Collect every line of the records below that contains the word "icon".
[START OF Provided records]
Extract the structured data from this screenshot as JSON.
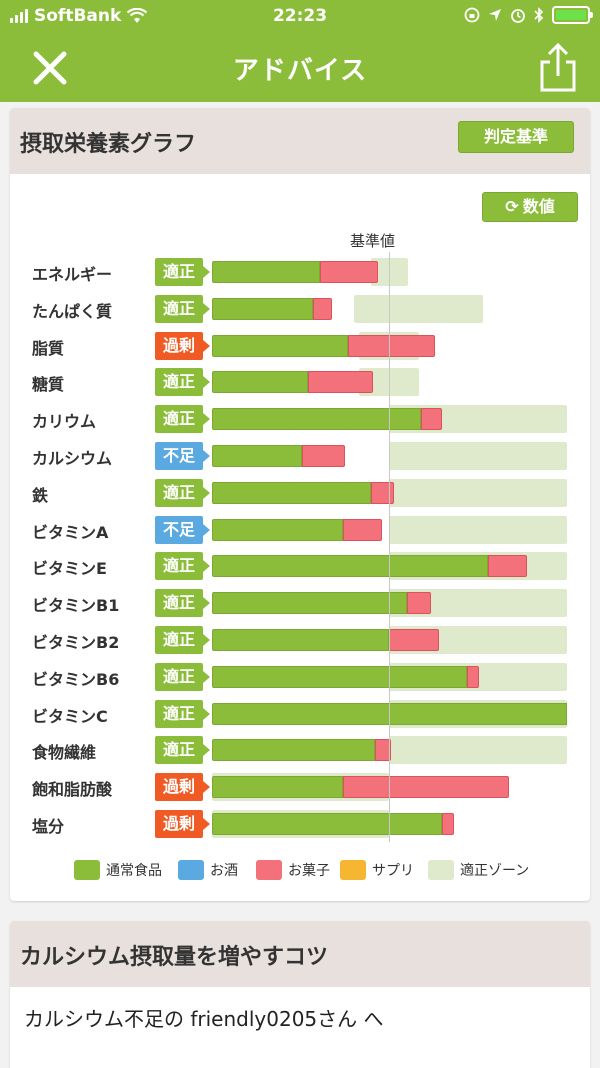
{
  "status_bar": {
    "carrier": "SoftBank",
    "time": "22:23"
  },
  "nav": {
    "title": "アドバイス",
    "close_icon": "close-icon",
    "share_icon": "share-icon"
  },
  "graph_card": {
    "title": "摂取栄養素グラフ",
    "criteria_button": "判定基準",
    "value_button": "数値",
    "reference_label": "基準値",
    "rows": [
      {
        "name": "エネルギー",
        "status": "適正",
        "food_pct": 0.61,
        "snack_pct": 0.33,
        "zone": [
          0.9,
          1.11
        ]
      },
      {
        "name": "たんぱく質",
        "status": "適正",
        "food_pct": 0.57,
        "snack_pct": 0.11,
        "zone": [
          0.8,
          1.53
        ]
      },
      {
        "name": "脂質",
        "status": "過剰",
        "food_pct": 0.77,
        "snack_pct": 0.49,
        "zone": [
          0.83,
          1.17
        ]
      },
      {
        "name": "糖質",
        "status": "適正",
        "food_pct": 0.54,
        "snack_pct": 0.37,
        "zone": [
          0.83,
          1.17
        ]
      },
      {
        "name": "カリウム",
        "status": "適正",
        "food_pct": 1.18,
        "snack_pct": 0.12,
        "zone": [
          1.0,
          2.01
        ]
      },
      {
        "name": "カルシウム",
        "status": "不足",
        "food_pct": 0.51,
        "snack_pct": 0.24,
        "zone": [
          1.0,
          2.01
        ]
      },
      {
        "name": "鉄",
        "status": "適正",
        "food_pct": 0.9,
        "snack_pct": 0.13,
        "zone": [
          1.0,
          2.01
        ]
      },
      {
        "name": "ビタミンA",
        "status": "不足",
        "food_pct": 0.74,
        "snack_pct": 0.22,
        "zone": [
          1.0,
          2.01
        ]
      },
      {
        "name": "ビタミンE",
        "status": "適正",
        "food_pct": 1.56,
        "snack_pct": 0.22,
        "zone": [
          1.0,
          2.01
        ]
      },
      {
        "name": "ビタミンB1",
        "status": "適正",
        "food_pct": 1.1,
        "snack_pct": 0.14,
        "zone": [
          1.0,
          2.01
        ]
      },
      {
        "name": "ビタミンB2",
        "status": "適正",
        "food_pct": 1.0,
        "snack_pct": 0.28,
        "zone": [
          1.0,
          2.01
        ]
      },
      {
        "name": "ビタミンB6",
        "status": "適正",
        "food_pct": 1.44,
        "snack_pct": 0.07,
        "zone": [
          1.0,
          2.01
        ]
      },
      {
        "name": "ビタミンC",
        "status": "適正",
        "food_pct": 2.01,
        "snack_pct": 0.0,
        "zone": [
          1.0,
          2.01
        ]
      },
      {
        "name": "食物繊維",
        "status": "適正",
        "food_pct": 0.92,
        "snack_pct": 0.09,
        "zone": [
          1.0,
          2.01
        ]
      },
      {
        "name": "飽和脂肪酸",
        "status": "過剰",
        "food_pct": 0.74,
        "snack_pct": 0.94,
        "zone": [
          0.0,
          1.0
        ]
      },
      {
        "name": "塩分",
        "status": "過剰",
        "food_pct": 1.3,
        "snack_pct": 0.07,
        "zone": [
          0.0,
          1.0
        ]
      }
    ],
    "legend": [
      {
        "label": "通常食品",
        "color": "#8cbd3a"
      },
      {
        "label": "お酒",
        "color": "#5aa9e0"
      },
      {
        "label": "お菓子",
        "color": "#f2717a"
      },
      {
        "label": "サプリ",
        "color": "#f5b731"
      },
      {
        "label": "適正ゾーン",
        "color": "#dfeacd"
      }
    ],
    "status_colors": {
      "適正": "#8cbd3a",
      "過剰": "#f05a24",
      "不足": "#5aa9e0"
    }
  },
  "tips_card": {
    "title": "カルシウム摂取量を増やすコツ",
    "body": "カルシウム不足の friendly0205さん へ"
  }
}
[END OF Provided records]
_Finished answer_:
    "close_icon": "close-icon",
    "share_icon": "share-icon"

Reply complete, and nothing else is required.